- [Instructions to follow] Exactly reproduce the lines that follow.

- [Stored rows]
* * * *

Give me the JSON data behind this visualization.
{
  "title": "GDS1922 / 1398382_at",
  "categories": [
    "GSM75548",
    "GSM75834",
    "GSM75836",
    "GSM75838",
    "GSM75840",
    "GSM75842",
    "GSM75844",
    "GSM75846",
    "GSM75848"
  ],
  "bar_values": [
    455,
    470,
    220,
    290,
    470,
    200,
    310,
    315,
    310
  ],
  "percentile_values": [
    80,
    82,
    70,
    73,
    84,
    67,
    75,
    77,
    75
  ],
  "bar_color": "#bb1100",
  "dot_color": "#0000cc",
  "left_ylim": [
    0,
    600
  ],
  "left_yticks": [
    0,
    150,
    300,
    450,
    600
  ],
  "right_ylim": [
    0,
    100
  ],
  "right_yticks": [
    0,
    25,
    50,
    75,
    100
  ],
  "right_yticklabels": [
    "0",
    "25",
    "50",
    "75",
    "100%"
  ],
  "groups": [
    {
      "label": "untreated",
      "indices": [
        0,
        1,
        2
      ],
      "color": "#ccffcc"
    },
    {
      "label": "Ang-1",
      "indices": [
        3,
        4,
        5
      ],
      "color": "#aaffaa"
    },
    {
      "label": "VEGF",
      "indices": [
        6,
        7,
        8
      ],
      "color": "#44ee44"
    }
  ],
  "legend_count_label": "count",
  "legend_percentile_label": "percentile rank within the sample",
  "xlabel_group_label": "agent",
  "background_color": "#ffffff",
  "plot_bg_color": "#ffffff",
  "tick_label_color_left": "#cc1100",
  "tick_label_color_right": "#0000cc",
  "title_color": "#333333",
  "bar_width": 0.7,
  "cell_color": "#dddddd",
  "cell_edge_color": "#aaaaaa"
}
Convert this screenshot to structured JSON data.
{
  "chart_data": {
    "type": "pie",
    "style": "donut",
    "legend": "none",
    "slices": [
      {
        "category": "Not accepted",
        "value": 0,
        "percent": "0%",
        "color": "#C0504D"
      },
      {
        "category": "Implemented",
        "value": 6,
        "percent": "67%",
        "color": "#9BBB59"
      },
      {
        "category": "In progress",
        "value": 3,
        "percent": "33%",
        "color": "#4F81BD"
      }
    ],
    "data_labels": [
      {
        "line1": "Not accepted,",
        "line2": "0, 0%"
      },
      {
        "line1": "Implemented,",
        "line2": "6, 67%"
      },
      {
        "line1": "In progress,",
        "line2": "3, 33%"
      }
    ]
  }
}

* * * *

- [Reply to the exercise]
Give me the JSON data behind this visualization.
{
  "title": "GDS1922 / 1398382_at",
  "categories": [
    "GSM75548",
    "GSM75834",
    "GSM75836",
    "GSM75838",
    "GSM75840",
    "GSM75842",
    "GSM75844",
    "GSM75846",
    "GSM75848"
  ],
  "bar_values": [
    455,
    470,
    220,
    290,
    470,
    200,
    310,
    315,
    310
  ],
  "percentile_values": [
    80,
    82,
    70,
    73,
    84,
    67,
    75,
    77,
    75
  ],
  "bar_color": "#bb1100",
  "dot_color": "#0000cc",
  "left_ylim": [
    0,
    600
  ],
  "left_yticks": [
    0,
    150,
    300,
    450,
    600
  ],
  "right_ylim": [
    0,
    100
  ],
  "right_yticks": [
    0,
    25,
    50,
    75,
    100
  ],
  "right_yticklabels": [
    "0",
    "25",
    "50",
    "75",
    "100%"
  ],
  "groups": [
    {
      "label": "untreated",
      "indices": [
        0,
        1,
        2
      ],
      "color": "#ccffcc"
    },
    {
      "label": "Ang-1",
      "indices": [
        3,
        4,
        5
      ],
      "color": "#aaffaa"
    },
    {
      "label": "VEGF",
      "indices": [
        6,
        7,
        8
      ],
      "color": "#44ee44"
    }
  ],
  "legend_count_label": "count",
  "legend_percentile_label": "percentile rank within the sample",
  "xlabel_group_label": "agent",
  "background_color": "#ffffff",
  "plot_bg_color": "#ffffff",
  "tick_label_color_left": "#cc1100",
  "tick_label_color_right": "#0000cc",
  "title_color": "#333333",
  "bar_width": 0.7,
  "cell_color": "#dddddd",
  "cell_edge_color": "#aaaaaa"
}
Convert this screenshot to structured JSON data.
{
  "chart_data": {
    "type": "pie",
    "style": "donut",
    "legend": "none",
    "slices": [
      {
        "category": "Not accepted",
        "value": 0,
        "percent": "0%",
        "color": "#C0504D"
      },
      {
        "category": "Implemented",
        "value": 6,
        "percent": "67%",
        "color": "#9BBB59"
      },
      {
        "category": "In progress",
        "value": 3,
        "percent": "33%",
        "color": "#4F81BD"
      }
    ],
    "data_labels": [
      {
        "line1": "Not accepted,",
        "line2": "0, 0%"
      },
      {
        "line1": "Implemented,",
        "line2": "6, 67%"
      },
      {
        "line1": "In progress,",
        "line2": "3, 33%"
      }
    ]
  }
}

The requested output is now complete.